┌─ Data supplied
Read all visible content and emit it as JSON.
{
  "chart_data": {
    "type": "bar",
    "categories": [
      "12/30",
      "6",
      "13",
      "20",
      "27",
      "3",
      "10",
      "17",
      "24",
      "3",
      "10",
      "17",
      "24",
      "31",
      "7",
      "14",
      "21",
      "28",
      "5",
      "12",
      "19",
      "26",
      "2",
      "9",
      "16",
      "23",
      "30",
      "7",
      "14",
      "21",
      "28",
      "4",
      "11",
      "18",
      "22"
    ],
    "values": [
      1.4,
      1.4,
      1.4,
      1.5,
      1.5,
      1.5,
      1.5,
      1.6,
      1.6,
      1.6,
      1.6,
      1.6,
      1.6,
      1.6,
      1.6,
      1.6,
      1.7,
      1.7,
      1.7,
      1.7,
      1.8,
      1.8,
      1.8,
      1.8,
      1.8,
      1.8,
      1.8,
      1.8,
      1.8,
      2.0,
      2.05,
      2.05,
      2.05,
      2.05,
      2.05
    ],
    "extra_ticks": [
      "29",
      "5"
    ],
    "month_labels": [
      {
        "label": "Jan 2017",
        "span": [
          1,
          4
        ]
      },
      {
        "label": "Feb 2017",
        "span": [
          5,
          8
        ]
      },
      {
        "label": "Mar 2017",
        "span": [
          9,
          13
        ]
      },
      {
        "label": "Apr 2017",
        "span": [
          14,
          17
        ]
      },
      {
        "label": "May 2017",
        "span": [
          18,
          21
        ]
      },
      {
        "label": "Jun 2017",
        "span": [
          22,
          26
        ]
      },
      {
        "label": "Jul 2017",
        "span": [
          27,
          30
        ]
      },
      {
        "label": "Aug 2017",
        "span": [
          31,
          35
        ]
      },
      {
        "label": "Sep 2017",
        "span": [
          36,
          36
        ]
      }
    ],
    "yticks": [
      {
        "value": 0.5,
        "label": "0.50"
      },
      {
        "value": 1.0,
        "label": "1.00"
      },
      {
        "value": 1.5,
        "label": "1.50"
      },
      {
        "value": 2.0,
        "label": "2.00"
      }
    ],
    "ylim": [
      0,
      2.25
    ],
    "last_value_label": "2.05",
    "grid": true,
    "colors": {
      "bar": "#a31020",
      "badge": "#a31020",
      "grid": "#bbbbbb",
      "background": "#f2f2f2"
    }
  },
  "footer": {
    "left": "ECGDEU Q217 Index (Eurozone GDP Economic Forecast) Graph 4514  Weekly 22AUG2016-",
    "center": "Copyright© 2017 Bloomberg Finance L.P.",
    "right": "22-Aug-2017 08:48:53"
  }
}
└─
### To be done
Reproduce the data, keeping every line exactly the same.

### Worked answer
Read all visible content and emit it as JSON.
{
  "chart_data": {
    "type": "bar",
    "categories": [
      "12/30",
      "6",
      "13",
      "20",
      "27",
      "3",
      "10",
      "17",
      "24",
      "3",
      "10",
      "17",
      "24",
      "31",
      "7",
      "14",
      "21",
      "28",
      "5",
      "12",
      "19",
      "26",
      "2",
      "9",
      "16",
      "23",
      "30",
      "7",
      "14",
      "21",
      "28",
      "4",
      "11",
      "18",
      "22"
    ],
    "values": [
      1.4,
      1.4,
      1.4,
      1.5,
      1.5,
      1.5,
      1.5,
      1.6,
      1.6,
      1.6,
      1.6,
      1.6,
      1.6,
      1.6,
      1.6,
      1.6,
      1.7,
      1.7,
      1.7,
      1.7,
      1.8,
      1.8,
      1.8,
      1.8,
      1.8,
      1.8,
      1.8,
      1.8,
      1.8,
      2.0,
      2.05,
      2.05,
      2.05,
      2.05,
      2.05
    ],
    "extra_ticks": [
      "29",
      "5"
    ],
    "month_labels": [
      {
        "label": "Jan 2017",
        "span": [
          1,
          4
        ]
      },
      {
        "label": "Feb 2017",
        "span": [
          5,
          8
        ]
      },
      {
        "label": "Mar 2017",
        "span": [
          9,
          13
        ]
      },
      {
        "label": "Apr 2017",
        "span": [
          14,
          17
        ]
      },
      {
        "label": "May 2017",
        "span": [
          18,
          21
        ]
      },
      {
        "label": "Jun 2017",
        "span": [
          22,
          26
        ]
      },
      {
        "label": "Jul 2017",
        "span": [
          27,
          30
        ]
      },
      {
        "label": "Aug 2017",
        "span": [
          31,
          35
        ]
      },
      {
        "label": "Sep 2017",
        "span": [
          36,
          36
        ]
      }
    ],
    "yticks": [
      {
        "value": 0.5,
        "label": "0.50"
      },
      {
        "value": 1.0,
        "label": "1.00"
      },
      {
        "value": 1.5,
        "label": "1.50"
      },
      {
        "value": 2.0,
        "label": "2.00"
      }
    ],
    "ylim": [
      0,
      2.25
    ],
    "last_value_label": "2.05",
    "grid": true,
    "colors": {
      "bar": "#a31020",
      "badge": "#a31020",
      "grid": "#bbbbbb",
      "background": "#f2f2f2"
    }
  },
  "footer": {
    "left": "ECGDEU Q217 Index (Eurozone GDP Economic Forecast) Graph 4514  Weekly 22AUG2016-",
    "center": "Copyright© 2017 Bloomberg Finance L.P.",
    "right": "22-Aug-2017 08:48:53"
  }
}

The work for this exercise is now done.